* **Data extract**
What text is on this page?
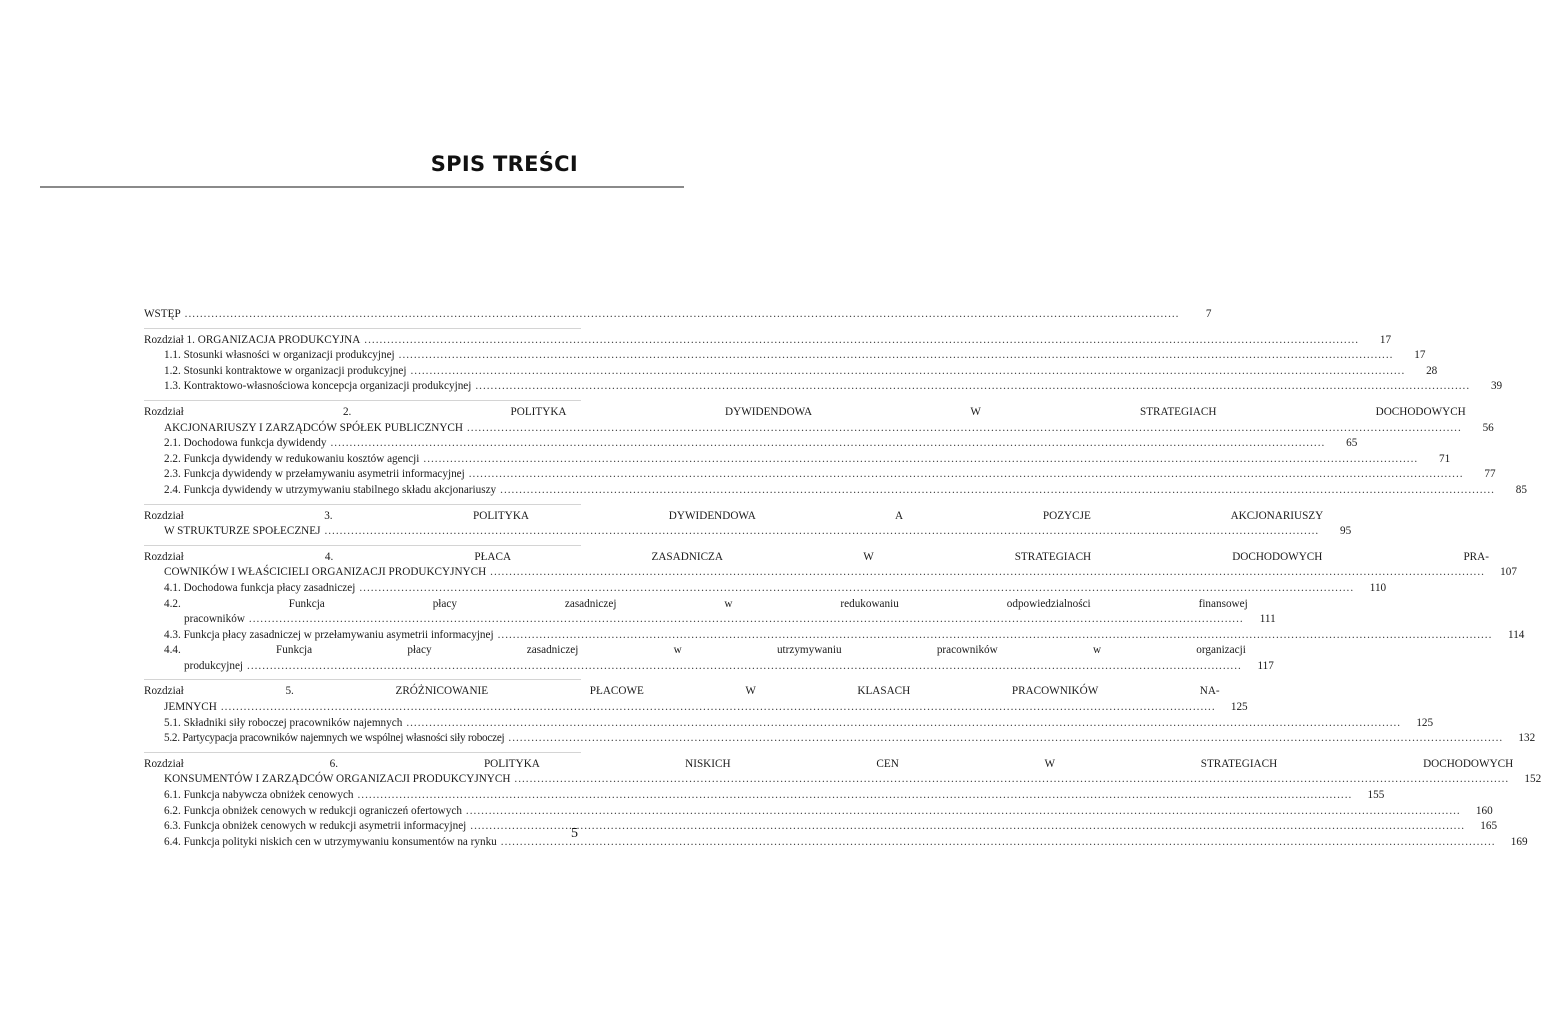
SPIS TREŚCI
WSTĘP .....	7
Rozdział 1. ORGANIZACJA PRODUKCYJNA .....	17
1.1. Stosunki własności w organizacji produkcyjnej .....	17
1.2. Stosunki kontraktowe w organizacji produkcyjnej .....	28
1.3. Kontraktowo-własnościowa koncepcja organizacji produkcyjnej .....	39
Rozdział 2. POLITYKA DYWIDENDOWA W STRATEGIACH DOCHODOWYCH
AKCJONARIUSZY I ZARZĄDCÓW SPÓŁEK PUBLICZNYCH .....	56
2.1. Dochodowa funkcja dywidendy .....	65
2.2. Funkcja dywidendy w redukowaniu kosztów agencji .....	71
2.3. Funkcja dywidendy w przełamywaniu asymetrii informacyjnej .....	77
2.4. Funkcja dywidendy w utrzymywaniu stabilnego składu akcjonariuszy .....	85
Rozdział 3. POLITYKA DYWIDENDOWA A POZYCJE AKCJONARIUSZY
W STRUKTURZE SPOŁECZNEJ .....	95
Rozdział 4. PŁACA ZASADNICZA W STRATEGIACH DOCHODOWYCH PRA-
COWNIKÓW I WŁAŚCICIELI ORGANIZACJI PRODUKCYJNYCH .....	107
4.1. Dochodowa funkcja płacy zasadniczej .....	110
4.2. Funkcja płacy zasadniczej w redukowaniu odpowiedzialności finansowej
pracowników .....	111
4.3. Funkcja płacy zasadniczej w przełamywaniu asymetrii informacyjnej .....	114
4.4. Funkcja płacy zasadniczej w utrzymywaniu pracowników w organizacji
produkcyjnej .....	117
Rozdział 5. ZRÓŻNICOWANIE PŁACOWE W KLASACH PRACOWNIKÓW NA-
JEMNYCH .....	125
5.1. Składniki siły roboczej pracowników najemnych .....	125
5.2. Partycypacja pracowników najemnych we wspólnej własności siły roboczej .....	132
Rozdział 6. POLITYKA NISKICH CEN W STRATEGIACH DOCHODOWYCH
KONSUMENTÓW I ZARZĄDCÓW ORGANIZACJI PRODUKCYJNYCH .....	152
6.1. Funkcja nabywcza obniżek cenowych .....	155
6.2. Funkcja obniżek cenowych w redukcji ograniczeń ofertowych .....	160
6.3. Funkcja obniżek cenowych w redukcji asymetrii informacyjnej .....	165
6.4. Funkcja polityki niskich cen w utrzymywaniu konsumentów na rynku .....	169
5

* **Work instructions**
Quote the records above exactly, leaving out any pictures.

* **Reply to the exercise**
What text is on this page?
SPIS TREŚCI
WSTĘP .....	7
Rozdział 1. ORGANIZACJA PRODUKCYJNA .....	17
1.1. Stosunki własności w organizacji produkcyjnej .....	17
1.2. Stosunki kontraktowe w organizacji produkcyjnej .....	28
1.3. Kontraktowo-własnościowa koncepcja organizacji produkcyjnej .....	39
Rozdział 2. POLITYKA DYWIDENDOWA W STRATEGIACH DOCHODOWYCH
AKCJONARIUSZY I ZARZĄDCÓW SPÓŁEK PUBLICZNYCH .....	56
2.1. Dochodowa funkcja dywidendy .....	65
2.2. Funkcja dywidendy w redukowaniu kosztów agencji .....	71
2.3. Funkcja dywidendy w przełamywaniu asymetrii informacyjnej .....	77
2.4. Funkcja dywidendy w utrzymywaniu stabilnego składu akcjonariuszy .....	85
Rozdział 3. POLITYKA DYWIDENDOWA A POZYCJE AKCJONARIUSZY
W STRUKTURZE SPOŁECZNEJ .....	95
Rozdział 4. PŁACA ZASADNICZA W STRATEGIACH DOCHODOWYCH PRA-
COWNIKÓW I WŁAŚCICIELI ORGANIZACJI PRODUKCYJNYCH .....	107
4.1. Dochodowa funkcja płacy zasadniczej .....	110
4.2. Funkcja płacy zasadniczej w redukowaniu odpowiedzialności finansowej
pracowników .....	111
4.3. Funkcja płacy zasadniczej w przełamywaniu asymetrii informacyjnej .....	114
4.4. Funkcja płacy zasadniczej w utrzymywaniu pracowników w organizacji
produkcyjnej .....	117
Rozdział 5. ZRÓŻNICOWANIE PŁACOWE W KLASACH PRACOWNIKÓW NA-
JEMNYCH .....	125
5.1. Składniki siły roboczej pracowników najemnych .....	125
5.2. Partycypacja pracowników najemnych we wspólnej własności siły roboczej .....	132
Rozdział 6. POLITYKA NISKICH CEN W STRATEGIACH DOCHODOWYCH
KONSUMENTÓW I ZARZĄDCÓW ORGANIZACJI PRODUKCYJNYCH .....	152
6.1. Funkcja nabywcza obniżek cenowych .....	155
6.2. Funkcja obniżek cenowych w redukcji ograniczeń ofertowych .....	160
6.3. Funkcja obniżek cenowych w redukcji asymetrii informacyjnej .....	165
6.4. Funkcja polityki niskich cen w utrzymywaniu konsumentów na rynku .....	169
5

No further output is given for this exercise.